> [AIM OF THE TASK] Extract every line of the material below verbatim, leaving out the pictures.

Data lines:
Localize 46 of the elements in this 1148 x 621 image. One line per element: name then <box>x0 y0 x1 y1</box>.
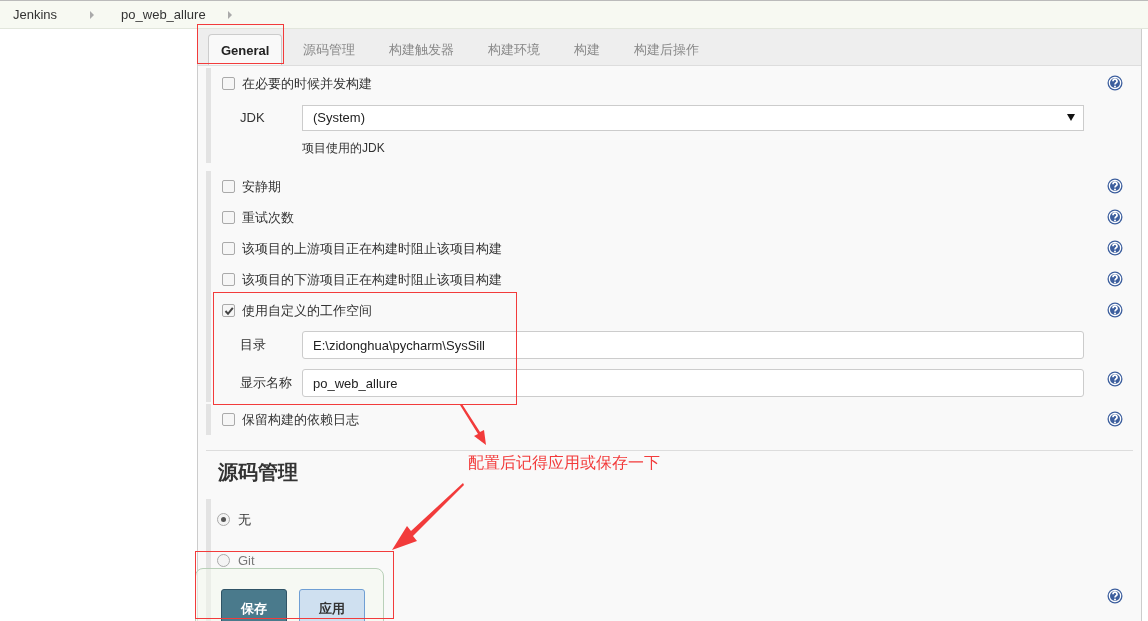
help-icon[interactable] <box>1107 178 1123 194</box>
help-icon[interactable] <box>1107 240 1123 256</box>
breadcrumb-link[interactable]: Jenkins <box>13 7 58 22</box>
checkbox[interactable] <box>222 242 235 255</box>
tab[interactable]: General <box>208 34 283 65</box>
checkbox[interactable] <box>222 304 235 317</box>
field-label: 显示名称 <box>239 374 293 392</box>
checkbox[interactable] <box>222 180 235 193</box>
checkbox[interactable] <box>222 211 235 224</box>
checkbox-label: 该项目的下游项目正在构建时阻止该项目构建 <box>242 270 502 289</box>
hint-text: 项目使用的JDK <box>301 139 386 157</box>
breadcrumb-link[interactable]: po_web_allure <box>121 7 206 22</box>
radio-button[interactable] <box>217 554 230 567</box>
field-label: 目录 <box>239 336 267 354</box>
chevron-icon <box>227 10 232 19</box>
checkbox-label: 在必要的时候并发构建 <box>242 74 372 93</box>
help-icon[interactable] <box>1107 271 1123 287</box>
field-label: JDK <box>239 110 266 125</box>
save-button[interactable]: 保存 <box>221 589 287 621</box>
text-field[interactable]: E:\zidonghua\pycharm\SysSill <box>302 331 1084 359</box>
radio-label: 无 <box>238 510 251 529</box>
checkbox-label: 使用自定义的工作空间 <box>242 301 372 320</box>
checkbox[interactable] <box>222 273 235 286</box>
checkbox-label: 安静期 <box>242 177 281 196</box>
checkbox[interactable] <box>222 77 235 90</box>
jdk-select[interactable]: (System) <box>302 104 1084 131</box>
checkbox-label: 重试次数 <box>242 208 294 227</box>
radio-button[interactable] <box>217 513 230 526</box>
section-heading: 源码管理 <box>218 460 298 485</box>
apply-button[interactable]: 应用 <box>299 589 365 621</box>
arrow-icon <box>458 404 488 446</box>
text-field[interactable]: po_web_allure <box>302 369 1084 397</box>
help-icon[interactable] <box>1107 75 1123 91</box>
help-icon[interactable] <box>1107 588 1123 604</box>
checkbox[interactable] <box>222 413 235 426</box>
caret-icon <box>1067 114 1075 121</box>
help-icon[interactable] <box>1107 302 1123 318</box>
help-icon[interactable] <box>1107 209 1123 225</box>
checkbox-label: 保留构建的依赖日志 <box>242 410 359 429</box>
help-icon[interactable] <box>1107 371 1123 387</box>
arrow-icon <box>391 482 464 551</box>
chevron-icon <box>90 10 95 19</box>
checkbox-label: 该项目的上游项目正在构建时阻止该项目构建 <box>242 239 502 258</box>
help-icon[interactable] <box>1107 411 1123 427</box>
radio-label: Git <box>238 553 255 568</box>
annotation-text: 配置后记得应用或保存一下 <box>468 453 660 473</box>
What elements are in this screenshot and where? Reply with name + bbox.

> [SOLUTION FOR THIS EXERCISE]
Localize 46 of the elements in this 1148 x 621 image. One line per element: name then <box>x0 y0 x1 y1</box>.
help-icon[interactable] <box>1107 178 1123 194</box>
help-icon[interactable] <box>1107 240 1123 256</box>
breadcrumb-link[interactable]: Jenkins <box>13 7 58 22</box>
checkbox[interactable] <box>222 242 235 255</box>
tab[interactable]: General <box>208 34 283 65</box>
checkbox[interactable] <box>222 304 235 317</box>
field-label: 显示名称 <box>239 374 293 392</box>
checkbox[interactable] <box>222 180 235 193</box>
checkbox[interactable] <box>222 211 235 224</box>
checkbox-label: 该项目的下游项目正在构建时阻止该项目构建 <box>242 270 502 289</box>
hint-text: 项目使用的JDK <box>301 139 386 157</box>
breadcrumb-link[interactable]: po_web_allure <box>121 7 206 22</box>
radio-button[interactable] <box>217 554 230 567</box>
field-label: 目录 <box>239 336 267 354</box>
chevron-icon <box>227 10 232 19</box>
checkbox-label: 在必要的时候并发构建 <box>242 74 372 93</box>
help-icon[interactable] <box>1107 271 1123 287</box>
field-label: JDK <box>239 110 266 125</box>
save-button[interactable]: 保存 <box>221 589 287 621</box>
text-field[interactable]: E:\zidonghua\pycharm\SysSill <box>302 331 1084 359</box>
radio-label: 无 <box>238 510 251 529</box>
checkbox-label: 使用自定义的工作空间 <box>242 301 372 320</box>
checkbox[interactable] <box>222 273 235 286</box>
checkbox-label: 安静期 <box>242 177 281 196</box>
checkbox[interactable] <box>222 77 235 90</box>
jdk-select[interactable]: (System) <box>302 104 1084 131</box>
checkbox-label: 重试次数 <box>242 208 294 227</box>
radio-button[interactable] <box>217 513 230 526</box>
section-heading: 源码管理 <box>218 460 298 485</box>
apply-button[interactable]: 应用 <box>299 589 365 621</box>
arrow-icon <box>458 404 488 446</box>
text-field[interactable]: po_web_allure <box>302 369 1084 397</box>
help-icon[interactable] <box>1107 75 1123 91</box>
help-icon[interactable] <box>1107 588 1123 604</box>
checkbox[interactable] <box>222 413 235 426</box>
caret-icon <box>1067 114 1075 121</box>
help-icon[interactable] <box>1107 302 1123 318</box>
help-icon[interactable] <box>1107 209 1123 225</box>
checkbox-label: 保留构建的依赖日志 <box>242 410 359 429</box>
help-icon[interactable] <box>1107 371 1123 387</box>
arrow-icon <box>391 482 464 551</box>
chevron-icon <box>90 10 95 19</box>
checkbox-label: 该项目的上游项目正在构建时阻止该项目构建 <box>242 239 502 258</box>
help-icon[interactable] <box>1107 411 1123 427</box>
radio-label: Git <box>238 553 255 568</box>
annotation-text: 配置后记得应用或保存一下 <box>468 453 660 473</box>
What elements are in this screenshot and where? Reply with name + bbox.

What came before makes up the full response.